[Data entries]
[Begin]
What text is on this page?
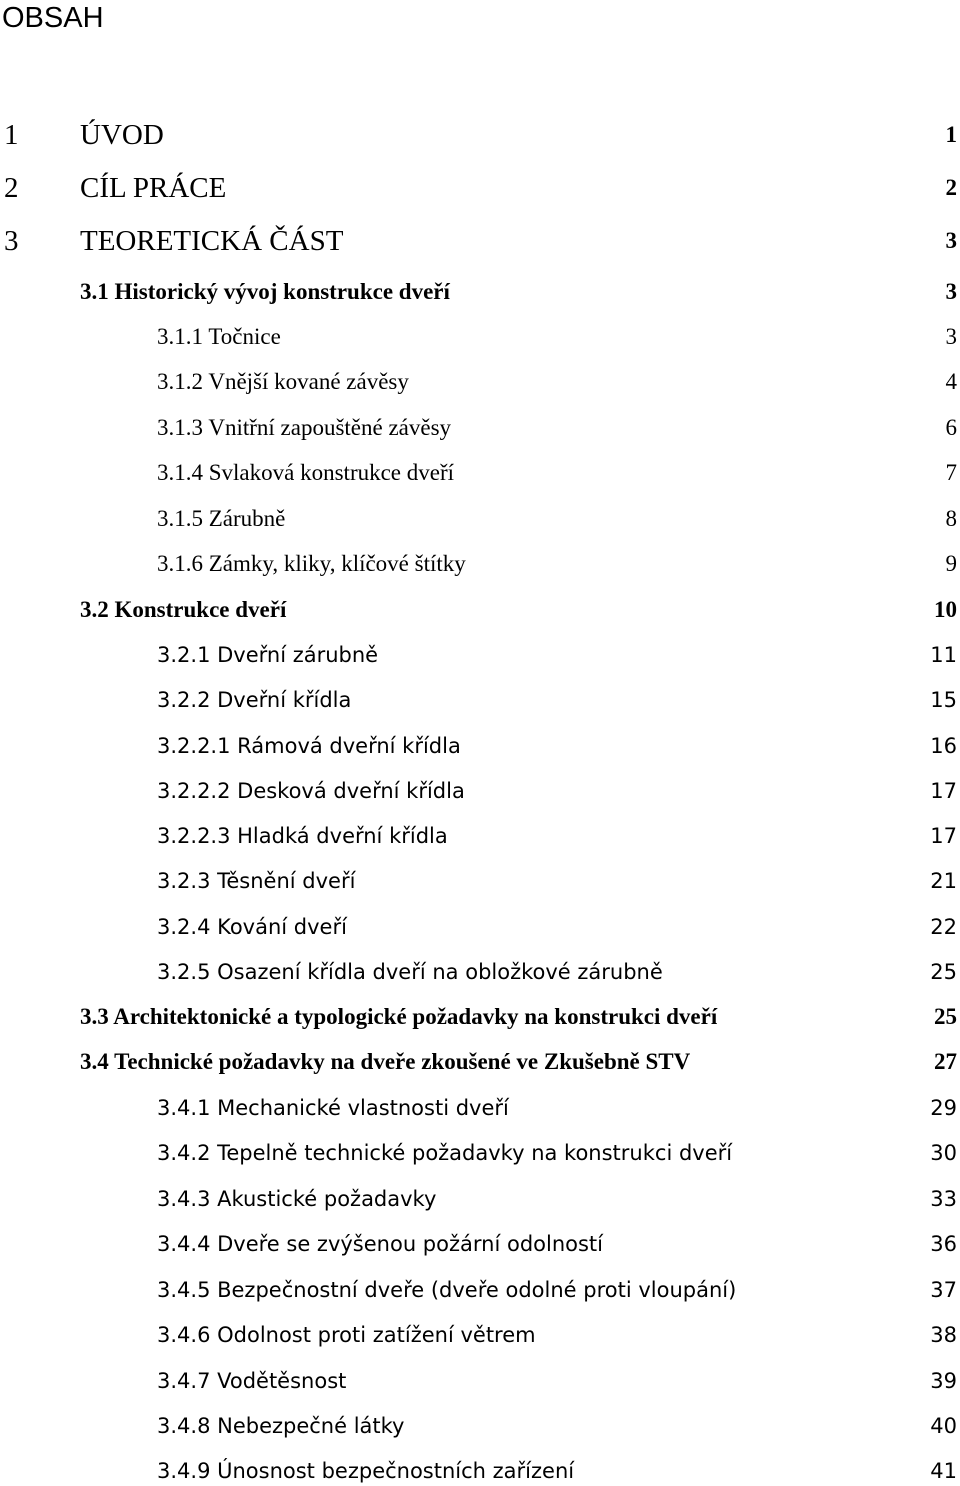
OBSAH
1 ÚVOD	1
2 CÍL PRÁCE	2
3 TEORETICKÁ ČÁST	3
3.1 Historický vývoj konstrukce dveří	3
3.1.1 Točnice	3
3.1.2 Vnější kované závěsy	4
3.1.3 Vnitřní zapouštěné závěsy	6
3.1.4 Svlaková konstrukce dveří	7
3.1.5 Zárubně	8
3.1.6 Zámky, kliky, klíčové štítky	9
3.2 Konstrukce dveří	10
3.2.1 Dveřní zárubně	11
3.2.2 Dveřní křídla	15
3.2.2.1 Rámová dveřní křídla	16
3.2.2.2 Desková dveřní křídla	17
3.2.2.3 Hladká dveřní křídla	17
3.2.3 Těsnění dveří	21
3.2.4 Kování dveří	22
3.2.5 Osazení křídla dveří na obložkové zárubně	25
3.3 Architektonické a typologické požadavky na konstrukci dveří	25
3.4 Technické požadavky na dveře zkoušené ve Zkušebně STV	27
3.4.1 Mechanické vlastnosti dveří	29
3.4.2 Tepelně technické požadavky na konstrukci dveří	30
3.4.3 Akustické požadavky	33
3.4.4 Dveře se zvýšenou požární odolností	36
3.4.5 Bezpečnostní dveře (dveře odolné proti vloupání)	37
3.4.6 Odolnost proti zatížení větrem	38
3.4.7 Vodětěsnost	39
3.4.8 Nebezpečné látky	40
3.4.9 Únosnost bezpečnostních zařízení	41
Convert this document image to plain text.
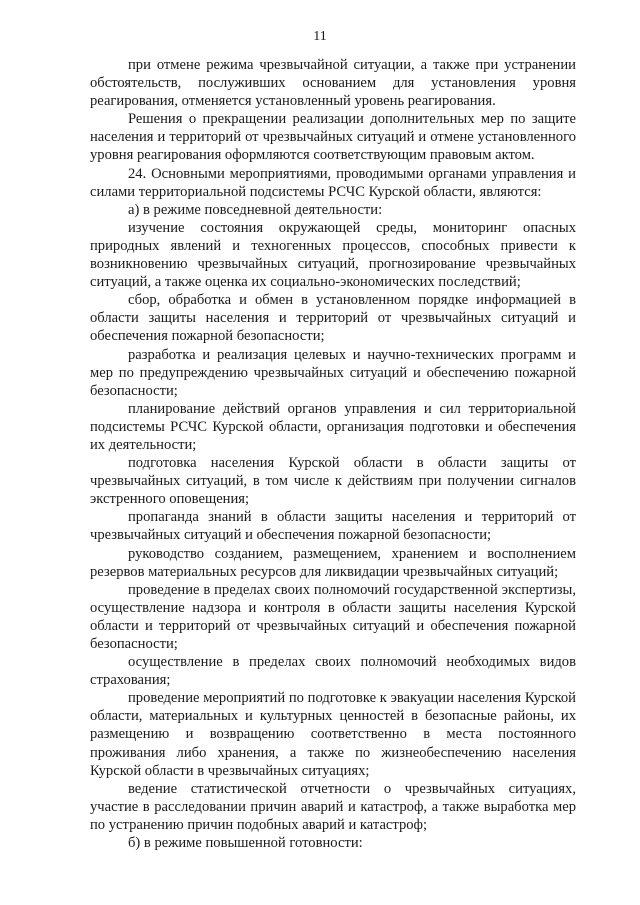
11

при отмене режима чрезвычайной ситуации, а также при устранении обстоятельств, послуживших основанием для установления уровня реагирования, отменяется установленный уровень реагирования.

Решения о прекращении реализации дополнительных мер по защите населения и территорий от чрезвычайных ситуаций и отмене установленного уровня реагирования оформляются соответствующим правовым актом.

24. Основными мероприятиями, проводимыми органами управления и силами территориальной подсистемы РСЧС Курской области, являются:

а) в режиме повседневной деятельности:

изучение состояния окружающей среды, мониторинг опасных природных явлений и техногенных процессов, способных привести к возникновению чрезвычайных ситуаций, прогнозирование чрезвычайных ситуаций, а также оценка их социально-экономических последствий;

сбор, обработка и обмен в установленном порядке информацией в области защиты населения и территорий от чрезвычайных ситуаций и обеспечения пожарной безопасности;

разработка и реализация целевых и научно-технических программ и мер по предупреждению чрезвычайных ситуаций и обеспечению пожарной безопасности;

планирование действий органов управления и сил территориальной подсистемы РСЧС Курской области, организация подготовки и обеспечения их деятельности;

подготовка населения Курской области в области защиты от чрезвычайных ситуаций, в том числе к действиям при получении сигналов экстренного оповещения;

пропаганда знаний в области защиты населения и территорий от чрезвычайных ситуаций и обеспечения пожарной безопасности;

руководство созданием, размещением, хранением и восполнением резервов материальных ресурсов для ликвидации чрезвычайных ситуаций;

проведение в пределах своих полномочий государственной экспертизы, осуществление надзора и контроля в области защиты населения Курской области и территорий от чрезвычайных ситуаций и обеспечения пожарной безопасности;

осуществление в пределах своих полномочий необходимых видов страхования;

проведение мероприятий по подготовке к эвакуации населения Курской области, материальных и культурных ценностей в безопасные районы, их размещению и возвращению соответственно в места постоянного проживания либо хранения, а также по жизнеобеспечению населения Курской области в чрезвычайных ситуациях;

ведение статистической отчетности о чрезвычайных ситуациях, участие в расследовании причин аварий и катастроф, а также выработка мер по устранению причин подобных аварий и катастроф;

б) в режиме повышенной готовности:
[End]
● Set problem: Every entry should be returned exactly as written, minus the pictures.

● Task solution:
What text is on this page?
OBSAH
1 ÚVOD	1
2 CÍL PRÁCE	2
3 TEORETICKÁ ČÁST	3
3.1 Historický vývoj konstrukce dveří	3
3.1.1 Točnice	3
3.1.2 Vnější kované závěsy	4
3.1.3 Vnitřní zapouštěné závěsy	6
3.1.4 Svlaková konstrukce dveří	7
3.1.5 Zárubně	8
3.1.6 Zámky, kliky, klíčové štítky	9
3.2 Konstrukce dveří	10
3.2.1 Dveřní zárubně	11
3.2.2 Dveřní křídla	15
3.2.2.1 Rámová dveřní křídla	16
3.2.2.2 Desková dveřní křídla	17
3.2.2.3 Hladká dveřní křídla	17
3.2.3 Těsnění dveří	21
3.2.4 Kování dveří	22
3.2.5 Osazení křídla dveří na obložkové zárubně	25
3.3 Architektonické a typologické požadavky na konstrukci dveří	25
3.4 Technické požadavky na dveře zkoušené ve Zkušebně STV	27
3.4.1 Mechanické vlastnosti dveří	29
3.4.2 Tepelně technické požadavky na konstrukci dveří	30
3.4.3 Akustické požadavky	33
3.4.4 Dveře se zvýšenou požární odolností	36
3.4.5 Bezpečnostní dveře (dveře odolné proti vloupání)	37
3.4.6 Odolnost proti zatížení větrem	38
3.4.7 Vodětěsnost	39
3.4.8 Nebezpečné látky	40
3.4.9 Únosnost bezpečnostních zařízení	41
Convert this document image to plain text.
11

при отмене режима чрезвычайной ситуации, а также при устранении обстоятельств, послуживших основанием для установления уровня реагирования, отменяется установленный уровень реагирования.

Решения о прекращении реализации дополнительных мер по защите населения и территорий от чрезвычайных ситуаций и отмене установленного уровня реагирования оформляются соответствующим правовым актом.

24. Основными мероприятиями, проводимыми органами управления и силами территориальной подсистемы РСЧС Курской области, являются:

а) в режиме повседневной деятельности:

изучение состояния окружающей среды, мониторинг опасных природных явлений и техногенных процессов, способных привести к возникновению чрезвычайных ситуаций, прогнозирование чрезвычайных ситуаций, а также оценка их социально-экономических последствий;

сбор, обработка и обмен в установленном порядке информацией в области защиты населения и территорий от чрезвычайных ситуаций и обеспечения пожарной безопасности;

разработка и реализация целевых и научно-технических программ и мер по предупреждению чрезвычайных ситуаций и обеспечению пожарной безопасности;

планирование действий органов управления и сил территориальной подсистемы РСЧС Курской области, организация подготовки и обеспечения их деятельности;

подготовка населения Курской области в области защиты от чрезвычайных ситуаций, в том числе к действиям при получении сигналов экстренного оповещения;

пропаганда знаний в области защиты населения и территорий от чрезвычайных ситуаций и обеспечения пожарной безопасности;

руководство созданием, размещением, хранением и восполнением резервов материальных ресурсов для ликвидации чрезвычайных ситуаций;

проведение в пределах своих полномочий государственной экспертизы, осуществление надзора и контроля в области защиты населения Курской области и территорий от чрезвычайных ситуаций и обеспечения пожарной безопасности;

осуществление в пределах своих полномочий необходимых видов страхования;

проведение мероприятий по подготовке к эвакуации населения Курской области, материальных и культурных ценностей в безопасные районы, их размещению и возвращению соответственно в места постоянного проживания либо хранения, а также по жизнеобеспечению населения Курской области в чрезвычайных ситуациях;

ведение статистической отчетности о чрезвычайных ситуациях, участие в расследовании причин аварий и катастроф, а также выработка мер по устранению причин подобных аварий и катастроф;

б) в режиме повышенной готовности:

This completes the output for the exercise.